◆ Exercise ◆
The records below are to be quoted in full; please keep every word exact.

◆ Dataset records ◆
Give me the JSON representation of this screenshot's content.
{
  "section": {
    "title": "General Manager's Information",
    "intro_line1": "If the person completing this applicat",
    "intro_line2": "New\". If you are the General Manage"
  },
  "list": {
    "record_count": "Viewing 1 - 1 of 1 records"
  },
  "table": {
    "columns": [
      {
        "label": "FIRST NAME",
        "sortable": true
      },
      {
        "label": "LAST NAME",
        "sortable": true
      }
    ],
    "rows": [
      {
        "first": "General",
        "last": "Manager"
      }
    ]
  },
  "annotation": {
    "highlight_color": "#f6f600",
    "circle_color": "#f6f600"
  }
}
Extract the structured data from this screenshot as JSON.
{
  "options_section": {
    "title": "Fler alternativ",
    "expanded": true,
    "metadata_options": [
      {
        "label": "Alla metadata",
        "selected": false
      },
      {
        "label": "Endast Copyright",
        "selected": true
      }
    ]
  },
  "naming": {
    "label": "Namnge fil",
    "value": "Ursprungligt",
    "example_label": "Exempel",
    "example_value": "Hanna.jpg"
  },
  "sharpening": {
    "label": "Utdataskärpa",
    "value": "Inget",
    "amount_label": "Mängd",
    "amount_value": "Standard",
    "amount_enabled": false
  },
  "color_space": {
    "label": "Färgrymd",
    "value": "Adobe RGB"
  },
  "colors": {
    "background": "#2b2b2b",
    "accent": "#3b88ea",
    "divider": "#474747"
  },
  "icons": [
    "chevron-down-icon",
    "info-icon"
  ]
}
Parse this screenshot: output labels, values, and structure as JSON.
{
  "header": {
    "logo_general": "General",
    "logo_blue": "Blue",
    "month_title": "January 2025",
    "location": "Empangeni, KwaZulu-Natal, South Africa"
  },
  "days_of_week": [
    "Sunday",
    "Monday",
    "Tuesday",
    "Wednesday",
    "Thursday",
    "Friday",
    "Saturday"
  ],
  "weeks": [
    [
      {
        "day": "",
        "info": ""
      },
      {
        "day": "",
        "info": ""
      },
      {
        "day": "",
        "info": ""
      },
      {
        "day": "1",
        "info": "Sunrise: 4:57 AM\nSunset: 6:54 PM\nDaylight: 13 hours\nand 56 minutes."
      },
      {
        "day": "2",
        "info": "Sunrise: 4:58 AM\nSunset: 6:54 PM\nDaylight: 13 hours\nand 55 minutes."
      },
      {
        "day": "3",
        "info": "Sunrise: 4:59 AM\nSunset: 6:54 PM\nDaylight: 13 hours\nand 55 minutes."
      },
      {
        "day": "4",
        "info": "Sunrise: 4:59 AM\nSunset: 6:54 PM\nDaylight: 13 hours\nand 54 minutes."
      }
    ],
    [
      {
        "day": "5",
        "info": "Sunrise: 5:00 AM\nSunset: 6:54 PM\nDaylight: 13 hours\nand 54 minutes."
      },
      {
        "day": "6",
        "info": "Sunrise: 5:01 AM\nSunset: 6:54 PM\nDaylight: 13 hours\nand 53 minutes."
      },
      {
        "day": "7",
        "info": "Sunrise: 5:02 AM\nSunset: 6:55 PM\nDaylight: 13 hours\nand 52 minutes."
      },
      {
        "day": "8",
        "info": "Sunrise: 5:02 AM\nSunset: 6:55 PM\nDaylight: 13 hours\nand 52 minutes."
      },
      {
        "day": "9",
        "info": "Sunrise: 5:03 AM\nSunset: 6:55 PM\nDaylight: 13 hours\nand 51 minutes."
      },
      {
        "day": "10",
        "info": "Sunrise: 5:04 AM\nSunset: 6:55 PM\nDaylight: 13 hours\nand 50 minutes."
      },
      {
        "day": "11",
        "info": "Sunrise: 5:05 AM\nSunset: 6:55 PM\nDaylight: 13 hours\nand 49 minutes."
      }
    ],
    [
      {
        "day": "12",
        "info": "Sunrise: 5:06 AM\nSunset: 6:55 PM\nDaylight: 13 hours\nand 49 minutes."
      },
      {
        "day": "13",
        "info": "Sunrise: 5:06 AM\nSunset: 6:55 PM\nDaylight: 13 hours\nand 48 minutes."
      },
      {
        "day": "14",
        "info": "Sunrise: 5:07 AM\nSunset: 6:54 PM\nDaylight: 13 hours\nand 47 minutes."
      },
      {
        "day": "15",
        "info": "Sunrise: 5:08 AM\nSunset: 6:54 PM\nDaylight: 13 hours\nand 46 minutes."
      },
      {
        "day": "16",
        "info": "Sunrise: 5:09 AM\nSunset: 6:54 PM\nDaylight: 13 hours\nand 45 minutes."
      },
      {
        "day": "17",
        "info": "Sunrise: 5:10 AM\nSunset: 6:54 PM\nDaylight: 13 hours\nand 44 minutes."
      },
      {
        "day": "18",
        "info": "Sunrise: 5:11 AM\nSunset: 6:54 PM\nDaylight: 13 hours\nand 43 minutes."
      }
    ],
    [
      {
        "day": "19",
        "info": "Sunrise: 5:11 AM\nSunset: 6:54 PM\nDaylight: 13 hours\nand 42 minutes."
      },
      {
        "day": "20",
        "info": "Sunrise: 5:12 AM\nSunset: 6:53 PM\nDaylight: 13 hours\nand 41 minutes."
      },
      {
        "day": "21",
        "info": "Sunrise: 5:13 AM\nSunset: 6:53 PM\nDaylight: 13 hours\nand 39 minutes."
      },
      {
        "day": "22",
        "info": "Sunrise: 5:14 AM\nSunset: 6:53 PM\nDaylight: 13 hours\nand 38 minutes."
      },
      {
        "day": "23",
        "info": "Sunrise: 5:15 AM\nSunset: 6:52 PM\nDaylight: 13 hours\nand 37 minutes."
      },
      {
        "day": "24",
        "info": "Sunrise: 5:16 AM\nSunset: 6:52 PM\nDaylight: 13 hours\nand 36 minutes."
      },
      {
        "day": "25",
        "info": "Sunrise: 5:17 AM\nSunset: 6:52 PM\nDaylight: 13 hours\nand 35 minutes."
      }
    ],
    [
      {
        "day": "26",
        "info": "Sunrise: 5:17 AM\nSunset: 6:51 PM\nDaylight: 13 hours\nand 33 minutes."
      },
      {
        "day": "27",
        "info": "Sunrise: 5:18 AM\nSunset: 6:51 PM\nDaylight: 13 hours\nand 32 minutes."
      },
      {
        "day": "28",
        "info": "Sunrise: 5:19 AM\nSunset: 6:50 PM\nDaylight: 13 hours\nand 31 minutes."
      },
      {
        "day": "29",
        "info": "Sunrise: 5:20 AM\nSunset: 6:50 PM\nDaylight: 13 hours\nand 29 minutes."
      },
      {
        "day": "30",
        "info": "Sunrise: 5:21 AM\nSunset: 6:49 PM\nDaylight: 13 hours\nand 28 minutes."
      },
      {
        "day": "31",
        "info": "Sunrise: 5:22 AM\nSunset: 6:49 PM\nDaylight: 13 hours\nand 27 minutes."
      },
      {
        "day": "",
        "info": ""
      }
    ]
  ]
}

◆ Worked answer ◆
Give me the JSON representation of this screenshot's content.
{
  "section": {
    "title": "General Manager's Information",
    "intro_line1": "If the person completing this applicat",
    "intro_line2": "New\". If you are the General Manage"
  },
  "list": {
    "record_count": "Viewing 1 - 1 of 1 records"
  },
  "table": {
    "columns": [
      {
        "label": "FIRST NAME",
        "sortable": true
      },
      {
        "label": "LAST NAME",
        "sortable": true
      }
    ],
    "rows": [
      {
        "first": "General",
        "last": "Manager"
      }
    ]
  },
  "annotation": {
    "highlight_color": "#f6f600",
    "circle_color": "#f6f600"
  }
}
Extract the structured data from this screenshot as JSON.
{
  "options_section": {
    "title": "Fler alternativ",
    "expanded": true,
    "metadata_options": [
      {
        "label": "Alla metadata",
        "selected": false
      },
      {
        "label": "Endast Copyright",
        "selected": true
      }
    ]
  },
  "naming": {
    "label": "Namnge fil",
    "value": "Ursprungligt",
    "example_label": "Exempel",
    "example_value": "Hanna.jpg"
  },
  "sharpening": {
    "label": "Utdataskärpa",
    "value": "Inget",
    "amount_label": "Mängd",
    "amount_value": "Standard",
    "amount_enabled": false
  },
  "color_space": {
    "label": "Färgrymd",
    "value": "Adobe RGB"
  },
  "colors": {
    "background": "#2b2b2b",
    "accent": "#3b88ea",
    "divider": "#474747"
  },
  "icons": [
    "chevron-down-icon",
    "info-icon"
  ]
}
Parse this screenshot: output labels, values, and structure as JSON.
{
  "header": {
    "logo_general": "General",
    "logo_blue": "Blue",
    "month_title": "January 2025",
    "location": "Empangeni, KwaZulu-Natal, South Africa"
  },
  "days_of_week": [
    "Sunday",
    "Monday",
    "Tuesday",
    "Wednesday",
    "Thursday",
    "Friday",
    "Saturday"
  ],
  "weeks": [
    [
      {
        "day": "",
        "info": ""
      },
      {
        "day": "",
        "info": ""
      },
      {
        "day": "",
        "info": ""
      },
      {
        "day": "1",
        "info": "Sunrise: 4:57 AM\nSunset: 6:54 PM\nDaylight: 13 hours\nand 56 minutes."
      },
      {
        "day": "2",
        "info": "Sunrise: 4:58 AM\nSunset: 6:54 PM\nDaylight: 13 hours\nand 55 minutes."
      },
      {
        "day": "3",
        "info": "Sunrise: 4:59 AM\nSunset: 6:54 PM\nDaylight: 13 hours\nand 55 minutes."
      },
      {
        "day": "4",
        "info": "Sunrise: 4:59 AM\nSunset: 6:54 PM\nDaylight: 13 hours\nand 54 minutes."
      }
    ],
    [
      {
        "day": "5",
        "info": "Sunrise: 5:00 AM\nSunset: 6:54 PM\nDaylight: 13 hours\nand 54 minutes."
      },
      {
        "day": "6",
        "info": "Sunrise: 5:01 AM\nSunset: 6:54 PM\nDaylight: 13 hours\nand 53 minutes."
      },
      {
        "day": "7",
        "info": "Sunrise: 5:02 AM\nSunset: 6:55 PM\nDaylight: 13 hours\nand 52 minutes."
      },
      {
        "day": "8",
        "info": "Sunrise: 5:02 AM\nSunset: 6:55 PM\nDaylight: 13 hours\nand 52 minutes."
      },
      {
        "day": "9",
        "info": "Sunrise: 5:03 AM\nSunset: 6:55 PM\nDaylight: 13 hours\nand 51 minutes."
      },
      {
        "day": "10",
        "info": "Sunrise: 5:04 AM\nSunset: 6:55 PM\nDaylight: 13 hours\nand 50 minutes."
      },
      {
        "day": "11",
        "info": "Sunrise: 5:05 AM\nSunset: 6:55 PM\nDaylight: 13 hours\nand 49 minutes."
      }
    ],
    [
      {
        "day": "12",
        "info": "Sunrise: 5:06 AM\nSunset: 6:55 PM\nDaylight: 13 hours\nand 49 minutes."
      },
      {
        "day": "13",
        "info": "Sunrise: 5:06 AM\nSunset: 6:55 PM\nDaylight: 13 hours\nand 48 minutes."
      },
      {
        "day": "14",
        "info": "Sunrise: 5:07 AM\nSunset: 6:54 PM\nDaylight: 13 hours\nand 47 minutes."
      },
      {
        "day": "15",
        "info": "Sunrise: 5:08 AM\nSunset: 6:54 PM\nDaylight: 13 hours\nand 46 minutes."
      },
      {
        "day": "16",
        "info": "Sunrise: 5:09 AM\nSunset: 6:54 PM\nDaylight: 13 hours\nand 45 minutes."
      },
      {
        "day": "17",
        "info": "Sunrise: 5:10 AM\nSunset: 6:54 PM\nDaylight: 13 hours\nand 44 minutes."
      },
      {
        "day": "18",
        "info": "Sunrise: 5:11 AM\nSunset: 6:54 PM\nDaylight: 13 hours\nand 43 minutes."
      }
    ],
    [
      {
        "day": "19",
        "info": "Sunrise: 5:11 AM\nSunset: 6:54 PM\nDaylight: 13 hours\nand 42 minutes."
      },
      {
        "day": "20",
        "info": "Sunrise: 5:12 AM\nSunset: 6:53 PM\nDaylight: 13 hours\nand 41 minutes."
      },
      {
        "day": "21",
        "info": "Sunrise: 5:13 AM\nSunset: 6:53 PM\nDaylight: 13 hours\nand 39 minutes."
      },
      {
        "day": "22",
        "info": "Sunrise: 5:14 AM\nSunset: 6:53 PM\nDaylight: 13 hours\nand 38 minutes."
      },
      {
        "day": "23",
        "info": "Sunrise: 5:15 AM\nSunset: 6:52 PM\nDaylight: 13 hours\nand 37 minutes."
      },
      {
        "day": "24",
        "info": "Sunrise: 5:16 AM\nSunset: 6:52 PM\nDaylight: 13 hours\nand 36 minutes."
      },
      {
        "day": "25",
        "info": "Sunrise: 5:17 AM\nSunset: 6:52 PM\nDaylight: 13 hours\nand 35 minutes."
      }
    ],
    [
      {
        "day": "26",
        "info": "Sunrise: 5:17 AM\nSunset: 6:51 PM\nDaylight: 13 hours\nand 33 minutes."
      },
      {
        "day": "27",
        "info": "Sunrise: 5:18 AM\nSunset: 6:51 PM\nDaylight: 13 hours\nand 32 minutes."
      },
      {
        "day": "28",
        "info": "Sunrise: 5:19 AM\nSunset: 6:50 PM\nDaylight: 13 hours\nand 31 minutes."
      },
      {
        "day": "29",
        "info": "Sunrise: 5:20 AM\nSunset: 6:50 PM\nDaylight: 13 hours\nand 29 minutes."
      },
      {
        "day": "30",
        "info": "Sunrise: 5:21 AM\nSunset: 6:49 PM\nDaylight: 13 hours\nand 28 minutes."
      },
      {
        "day": "31",
        "info": "Sunrise: 5:22 AM\nSunset: 6:49 PM\nDaylight: 13 hours\nand 27 minutes."
      },
      {
        "day": "",
        "info": ""
      }
    ]
  ]
}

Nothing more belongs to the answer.